READING PASSAGE.
=-=-=

Texas Unschoolers Campout Conference


April 11-15, 2014
with Kirby Dodd

Kirby was living in Austin, with Destiny and Devyn (who had just turned five). We all stayed in one of the cabins at the Yogi Bear park where it was held.

Jihong and her kids were there.

[note to self: Find photos, to create a gallery.]

Original notes:

Follow-up to Texas conference—Notes and Links

April 2014

There will be other things added as I think of them or people ask.

For people who weren't able to be in the talks, or who hear the recordings and might want links, or clarification, this is where I'll put responses to questions, or things I remembered later. :-)

Photos of Kirby and of my other kids, too:

Kirby
Marty
Holly
Here's Kirby's family tree in case anyone wants to see whether any of my Texas relatives were any of yours (those with Texas ancestors): /familytree

Some photos of me when I was little: Bio, 50's


Some of the things I talked about:
Choices and the "directions" for that choice-making, at the bottom of the Peaceful Parenting page.
There is a free sound file there.

Someone asked me about sound files. There are several free to download (by me and some others) here:

SandraDodd.com/listen

The list of ways to screw it up


Saturday I spoke on partnerships and choices.

The Importance of Partnership an index page

Sunday morning, Connections

Connections has more.

Sunday afternoon, with Kirby Dodd

Monday morning was responses to questions.


When someone asked what Kirby thought he had missed out on learning, he said dealing with failure (or disappointment? rejection?). He told a story of having applied for a position at work six times (or some number—tell me if that's wrong), and being rejected.

As we were leaving the site, someone came up to tell him that she thought he might be dealing with it better than he would have otherwise, because most people there woud have stopped trying after the second rejections.

=-=-=

WHAT IS NEEDED. Reproduce verbatim the section of the campout conference notes that opens with the words containing "April 11-15, 2014" and closes with "kids were there.".

DATASET RECORDS.
=-=-=

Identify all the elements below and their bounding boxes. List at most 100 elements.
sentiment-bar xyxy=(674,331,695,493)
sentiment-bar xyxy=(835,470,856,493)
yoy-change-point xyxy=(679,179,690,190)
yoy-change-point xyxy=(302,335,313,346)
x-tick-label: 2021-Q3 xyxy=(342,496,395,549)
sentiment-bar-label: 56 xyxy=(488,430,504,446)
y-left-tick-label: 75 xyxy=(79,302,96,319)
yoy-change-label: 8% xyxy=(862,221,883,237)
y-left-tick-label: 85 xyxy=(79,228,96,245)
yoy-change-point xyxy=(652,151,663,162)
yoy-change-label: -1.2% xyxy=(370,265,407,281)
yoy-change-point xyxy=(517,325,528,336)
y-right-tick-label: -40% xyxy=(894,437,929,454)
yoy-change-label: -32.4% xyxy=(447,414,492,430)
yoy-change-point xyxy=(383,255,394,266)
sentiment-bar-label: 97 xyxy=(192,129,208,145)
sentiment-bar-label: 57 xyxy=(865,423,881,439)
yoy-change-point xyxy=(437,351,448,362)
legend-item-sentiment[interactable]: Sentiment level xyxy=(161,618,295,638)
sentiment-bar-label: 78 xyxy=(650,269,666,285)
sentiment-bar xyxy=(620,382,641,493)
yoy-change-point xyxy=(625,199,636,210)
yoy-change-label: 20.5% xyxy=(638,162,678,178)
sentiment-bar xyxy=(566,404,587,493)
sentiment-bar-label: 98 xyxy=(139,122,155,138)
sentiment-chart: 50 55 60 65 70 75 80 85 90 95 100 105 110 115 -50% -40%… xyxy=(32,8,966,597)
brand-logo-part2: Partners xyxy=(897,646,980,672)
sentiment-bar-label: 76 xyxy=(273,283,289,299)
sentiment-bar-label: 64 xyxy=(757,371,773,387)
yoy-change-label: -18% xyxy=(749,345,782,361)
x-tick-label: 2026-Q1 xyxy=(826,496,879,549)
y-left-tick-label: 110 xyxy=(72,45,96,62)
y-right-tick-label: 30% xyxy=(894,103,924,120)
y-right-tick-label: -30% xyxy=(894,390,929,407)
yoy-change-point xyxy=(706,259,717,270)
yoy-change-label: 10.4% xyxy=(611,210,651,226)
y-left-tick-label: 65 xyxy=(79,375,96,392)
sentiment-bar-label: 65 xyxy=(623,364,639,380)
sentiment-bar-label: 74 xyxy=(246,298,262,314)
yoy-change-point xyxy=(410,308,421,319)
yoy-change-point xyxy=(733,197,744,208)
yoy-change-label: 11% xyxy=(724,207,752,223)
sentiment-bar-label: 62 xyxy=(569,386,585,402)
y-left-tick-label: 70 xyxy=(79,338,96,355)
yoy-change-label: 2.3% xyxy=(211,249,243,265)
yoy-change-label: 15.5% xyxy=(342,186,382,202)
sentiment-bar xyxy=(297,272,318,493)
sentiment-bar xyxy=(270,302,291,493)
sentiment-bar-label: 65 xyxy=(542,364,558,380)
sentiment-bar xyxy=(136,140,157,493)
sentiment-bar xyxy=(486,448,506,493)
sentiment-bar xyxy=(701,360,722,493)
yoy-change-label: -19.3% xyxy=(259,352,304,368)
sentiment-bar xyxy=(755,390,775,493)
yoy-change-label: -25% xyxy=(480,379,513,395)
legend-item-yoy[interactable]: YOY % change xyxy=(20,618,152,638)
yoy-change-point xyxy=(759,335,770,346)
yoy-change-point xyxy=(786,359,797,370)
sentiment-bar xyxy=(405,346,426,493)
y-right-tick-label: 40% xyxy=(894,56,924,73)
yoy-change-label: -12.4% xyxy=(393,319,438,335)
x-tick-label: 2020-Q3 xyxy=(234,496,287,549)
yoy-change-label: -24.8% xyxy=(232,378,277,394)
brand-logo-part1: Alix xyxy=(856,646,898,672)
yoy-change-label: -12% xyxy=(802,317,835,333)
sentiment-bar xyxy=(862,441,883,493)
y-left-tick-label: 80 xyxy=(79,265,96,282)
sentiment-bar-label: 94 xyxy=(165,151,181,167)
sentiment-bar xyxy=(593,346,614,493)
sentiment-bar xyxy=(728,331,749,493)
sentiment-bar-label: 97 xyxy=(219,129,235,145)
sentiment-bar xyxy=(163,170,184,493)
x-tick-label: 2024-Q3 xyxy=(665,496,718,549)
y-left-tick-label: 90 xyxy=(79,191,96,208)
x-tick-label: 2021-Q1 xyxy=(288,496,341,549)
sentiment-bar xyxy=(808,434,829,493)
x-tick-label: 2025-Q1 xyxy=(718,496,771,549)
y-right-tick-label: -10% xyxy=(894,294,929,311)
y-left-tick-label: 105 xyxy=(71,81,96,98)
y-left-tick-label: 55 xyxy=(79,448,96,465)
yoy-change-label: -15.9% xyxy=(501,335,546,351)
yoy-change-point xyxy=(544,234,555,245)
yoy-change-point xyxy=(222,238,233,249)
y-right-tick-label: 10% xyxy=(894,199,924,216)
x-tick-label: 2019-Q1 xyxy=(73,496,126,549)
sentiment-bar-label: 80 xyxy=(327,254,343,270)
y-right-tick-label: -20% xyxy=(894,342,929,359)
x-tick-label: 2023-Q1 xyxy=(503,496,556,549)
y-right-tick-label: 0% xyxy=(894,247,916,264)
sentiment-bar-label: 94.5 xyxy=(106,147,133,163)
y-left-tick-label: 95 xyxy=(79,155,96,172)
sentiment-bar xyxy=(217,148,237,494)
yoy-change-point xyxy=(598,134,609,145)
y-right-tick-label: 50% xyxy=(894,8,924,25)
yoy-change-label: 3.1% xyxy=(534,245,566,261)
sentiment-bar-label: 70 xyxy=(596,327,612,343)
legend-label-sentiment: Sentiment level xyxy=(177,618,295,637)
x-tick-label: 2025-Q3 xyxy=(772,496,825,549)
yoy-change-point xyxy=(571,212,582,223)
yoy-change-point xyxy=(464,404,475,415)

=-=-=

REPLY TO THE TASK.
April 11-15, 2014
with Kirby Dodd

Kirby was living in Austin, with Destiny and Devyn (who had just turned five). We all stayed in one of the cabins at the Yogi Bear park where it was held.

Jihong and her kids were there.